Dataset records:
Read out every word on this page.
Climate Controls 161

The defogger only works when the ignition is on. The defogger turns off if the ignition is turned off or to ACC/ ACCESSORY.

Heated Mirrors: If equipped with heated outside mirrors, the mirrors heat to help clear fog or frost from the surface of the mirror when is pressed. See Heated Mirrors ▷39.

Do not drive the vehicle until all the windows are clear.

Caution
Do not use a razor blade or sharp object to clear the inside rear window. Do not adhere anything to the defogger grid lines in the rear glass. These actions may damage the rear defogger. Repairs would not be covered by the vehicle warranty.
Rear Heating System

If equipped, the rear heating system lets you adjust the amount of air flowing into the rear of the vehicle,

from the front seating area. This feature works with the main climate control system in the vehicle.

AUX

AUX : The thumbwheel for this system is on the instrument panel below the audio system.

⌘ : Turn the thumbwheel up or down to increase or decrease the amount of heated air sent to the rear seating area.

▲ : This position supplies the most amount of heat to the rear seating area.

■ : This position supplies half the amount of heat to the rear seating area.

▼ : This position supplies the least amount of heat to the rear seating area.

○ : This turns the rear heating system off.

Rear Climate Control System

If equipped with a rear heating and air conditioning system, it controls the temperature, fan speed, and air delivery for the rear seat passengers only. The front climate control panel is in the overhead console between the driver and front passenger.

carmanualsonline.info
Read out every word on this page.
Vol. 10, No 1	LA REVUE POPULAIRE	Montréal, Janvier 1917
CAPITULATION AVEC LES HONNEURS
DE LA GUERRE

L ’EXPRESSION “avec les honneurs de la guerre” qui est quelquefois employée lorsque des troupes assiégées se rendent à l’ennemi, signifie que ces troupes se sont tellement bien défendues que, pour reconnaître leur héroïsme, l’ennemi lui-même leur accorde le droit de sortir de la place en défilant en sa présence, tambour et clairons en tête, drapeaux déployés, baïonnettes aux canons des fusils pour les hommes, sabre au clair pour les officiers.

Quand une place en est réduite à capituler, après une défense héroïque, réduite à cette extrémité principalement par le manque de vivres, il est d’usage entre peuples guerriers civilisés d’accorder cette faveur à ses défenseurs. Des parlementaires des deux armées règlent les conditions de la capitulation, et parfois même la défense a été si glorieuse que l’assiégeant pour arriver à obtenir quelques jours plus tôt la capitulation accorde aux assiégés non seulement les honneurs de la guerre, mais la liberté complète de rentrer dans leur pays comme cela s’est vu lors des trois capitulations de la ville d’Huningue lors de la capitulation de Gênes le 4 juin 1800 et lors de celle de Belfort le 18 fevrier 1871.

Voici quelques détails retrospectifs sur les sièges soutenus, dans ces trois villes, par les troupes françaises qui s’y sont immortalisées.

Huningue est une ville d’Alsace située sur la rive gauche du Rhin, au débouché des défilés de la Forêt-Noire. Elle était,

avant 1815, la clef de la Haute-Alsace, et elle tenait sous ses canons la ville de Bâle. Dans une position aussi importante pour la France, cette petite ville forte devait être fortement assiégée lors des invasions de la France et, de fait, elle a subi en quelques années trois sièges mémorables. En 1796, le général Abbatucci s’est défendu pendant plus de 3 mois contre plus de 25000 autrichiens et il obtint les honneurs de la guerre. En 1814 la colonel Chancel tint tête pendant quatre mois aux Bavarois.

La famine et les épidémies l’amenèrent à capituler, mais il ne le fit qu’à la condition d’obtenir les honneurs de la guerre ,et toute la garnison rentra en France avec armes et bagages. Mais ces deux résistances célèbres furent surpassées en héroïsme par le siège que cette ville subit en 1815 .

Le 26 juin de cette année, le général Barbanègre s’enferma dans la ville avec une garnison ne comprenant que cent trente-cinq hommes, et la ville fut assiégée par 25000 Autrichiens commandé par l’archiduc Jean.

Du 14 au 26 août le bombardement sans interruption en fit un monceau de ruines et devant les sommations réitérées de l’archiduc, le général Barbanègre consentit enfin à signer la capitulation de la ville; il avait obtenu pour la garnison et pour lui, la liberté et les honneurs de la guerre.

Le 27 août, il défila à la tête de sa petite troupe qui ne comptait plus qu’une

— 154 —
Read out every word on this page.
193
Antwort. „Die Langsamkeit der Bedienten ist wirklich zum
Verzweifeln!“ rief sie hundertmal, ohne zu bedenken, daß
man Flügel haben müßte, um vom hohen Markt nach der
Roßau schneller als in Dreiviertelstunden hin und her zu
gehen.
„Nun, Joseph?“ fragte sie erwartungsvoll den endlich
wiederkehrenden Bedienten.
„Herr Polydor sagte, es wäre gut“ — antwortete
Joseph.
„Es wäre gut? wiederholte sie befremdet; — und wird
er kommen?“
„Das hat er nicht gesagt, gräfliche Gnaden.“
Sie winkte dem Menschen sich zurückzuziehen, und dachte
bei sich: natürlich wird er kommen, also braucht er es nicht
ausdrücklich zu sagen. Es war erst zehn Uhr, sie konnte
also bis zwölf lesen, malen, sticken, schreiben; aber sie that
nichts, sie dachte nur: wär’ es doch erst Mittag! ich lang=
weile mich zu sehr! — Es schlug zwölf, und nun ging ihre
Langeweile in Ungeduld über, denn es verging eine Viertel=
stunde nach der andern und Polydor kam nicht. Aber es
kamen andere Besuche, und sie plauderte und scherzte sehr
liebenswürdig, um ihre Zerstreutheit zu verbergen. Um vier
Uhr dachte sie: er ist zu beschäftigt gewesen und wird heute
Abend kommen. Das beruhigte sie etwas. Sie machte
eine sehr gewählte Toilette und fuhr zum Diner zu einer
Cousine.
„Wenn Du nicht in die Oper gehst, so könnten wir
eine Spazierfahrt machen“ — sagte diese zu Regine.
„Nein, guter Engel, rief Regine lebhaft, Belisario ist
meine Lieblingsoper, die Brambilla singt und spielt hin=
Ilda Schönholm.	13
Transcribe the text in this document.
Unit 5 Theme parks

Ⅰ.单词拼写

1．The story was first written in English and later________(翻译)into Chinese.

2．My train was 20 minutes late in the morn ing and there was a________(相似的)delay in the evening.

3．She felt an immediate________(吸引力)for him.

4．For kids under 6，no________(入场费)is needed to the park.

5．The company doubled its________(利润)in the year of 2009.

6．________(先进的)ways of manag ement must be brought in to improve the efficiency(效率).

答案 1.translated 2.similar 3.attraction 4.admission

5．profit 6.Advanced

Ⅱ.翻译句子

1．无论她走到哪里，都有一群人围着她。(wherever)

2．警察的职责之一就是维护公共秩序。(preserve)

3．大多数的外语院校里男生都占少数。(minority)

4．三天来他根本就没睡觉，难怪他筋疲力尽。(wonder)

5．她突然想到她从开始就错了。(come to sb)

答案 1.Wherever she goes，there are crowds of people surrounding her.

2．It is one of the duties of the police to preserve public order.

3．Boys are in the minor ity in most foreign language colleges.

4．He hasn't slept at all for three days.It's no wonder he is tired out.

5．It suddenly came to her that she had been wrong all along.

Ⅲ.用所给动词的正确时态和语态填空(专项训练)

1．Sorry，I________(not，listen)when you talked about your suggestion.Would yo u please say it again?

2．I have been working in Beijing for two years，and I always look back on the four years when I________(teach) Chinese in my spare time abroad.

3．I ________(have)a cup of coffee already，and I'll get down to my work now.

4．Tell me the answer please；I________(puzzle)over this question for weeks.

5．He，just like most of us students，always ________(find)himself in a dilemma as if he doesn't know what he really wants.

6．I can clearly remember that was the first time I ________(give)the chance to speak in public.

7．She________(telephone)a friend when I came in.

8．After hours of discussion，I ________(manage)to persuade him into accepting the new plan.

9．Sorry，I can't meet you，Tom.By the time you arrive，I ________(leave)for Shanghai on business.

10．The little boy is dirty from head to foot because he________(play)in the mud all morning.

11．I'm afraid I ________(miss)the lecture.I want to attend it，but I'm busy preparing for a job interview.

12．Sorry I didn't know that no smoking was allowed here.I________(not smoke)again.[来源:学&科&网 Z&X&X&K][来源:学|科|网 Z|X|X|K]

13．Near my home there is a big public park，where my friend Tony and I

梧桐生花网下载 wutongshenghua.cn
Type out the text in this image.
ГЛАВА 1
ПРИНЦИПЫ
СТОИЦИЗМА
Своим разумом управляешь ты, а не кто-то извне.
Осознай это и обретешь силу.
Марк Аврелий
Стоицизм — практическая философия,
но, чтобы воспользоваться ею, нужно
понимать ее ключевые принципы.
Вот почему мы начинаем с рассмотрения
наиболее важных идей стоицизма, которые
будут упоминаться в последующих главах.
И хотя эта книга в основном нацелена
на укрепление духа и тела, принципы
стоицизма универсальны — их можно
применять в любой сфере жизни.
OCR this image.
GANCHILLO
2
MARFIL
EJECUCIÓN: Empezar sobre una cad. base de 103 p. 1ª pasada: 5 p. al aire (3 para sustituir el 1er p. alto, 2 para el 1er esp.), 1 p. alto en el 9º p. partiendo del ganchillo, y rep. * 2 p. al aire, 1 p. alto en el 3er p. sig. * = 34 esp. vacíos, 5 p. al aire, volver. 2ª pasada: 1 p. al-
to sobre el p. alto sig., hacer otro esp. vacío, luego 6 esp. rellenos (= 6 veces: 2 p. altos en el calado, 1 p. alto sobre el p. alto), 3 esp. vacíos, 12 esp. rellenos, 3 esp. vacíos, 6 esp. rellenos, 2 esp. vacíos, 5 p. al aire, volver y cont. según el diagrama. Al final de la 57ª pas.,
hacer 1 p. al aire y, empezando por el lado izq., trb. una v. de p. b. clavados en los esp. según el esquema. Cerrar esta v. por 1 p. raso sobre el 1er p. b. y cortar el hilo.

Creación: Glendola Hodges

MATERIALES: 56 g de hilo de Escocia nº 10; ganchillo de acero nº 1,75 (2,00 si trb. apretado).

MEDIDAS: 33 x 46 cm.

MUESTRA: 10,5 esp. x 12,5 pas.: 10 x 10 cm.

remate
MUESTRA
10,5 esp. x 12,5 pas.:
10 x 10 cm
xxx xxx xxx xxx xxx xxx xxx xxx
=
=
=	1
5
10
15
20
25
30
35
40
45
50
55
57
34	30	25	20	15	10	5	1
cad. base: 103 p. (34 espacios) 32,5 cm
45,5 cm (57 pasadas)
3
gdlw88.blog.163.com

Goal: From the listing above, copy all lines holding the word "into".

The completed task:
If equipped, the rear heating system lets you adjust the amount of air flowing into the rear of the vehicle,
1．The story was first written in English and later________(翻译)into Chinese.
8．After hours of discussion，I ________(manage)to persuade him into accepting the new plan.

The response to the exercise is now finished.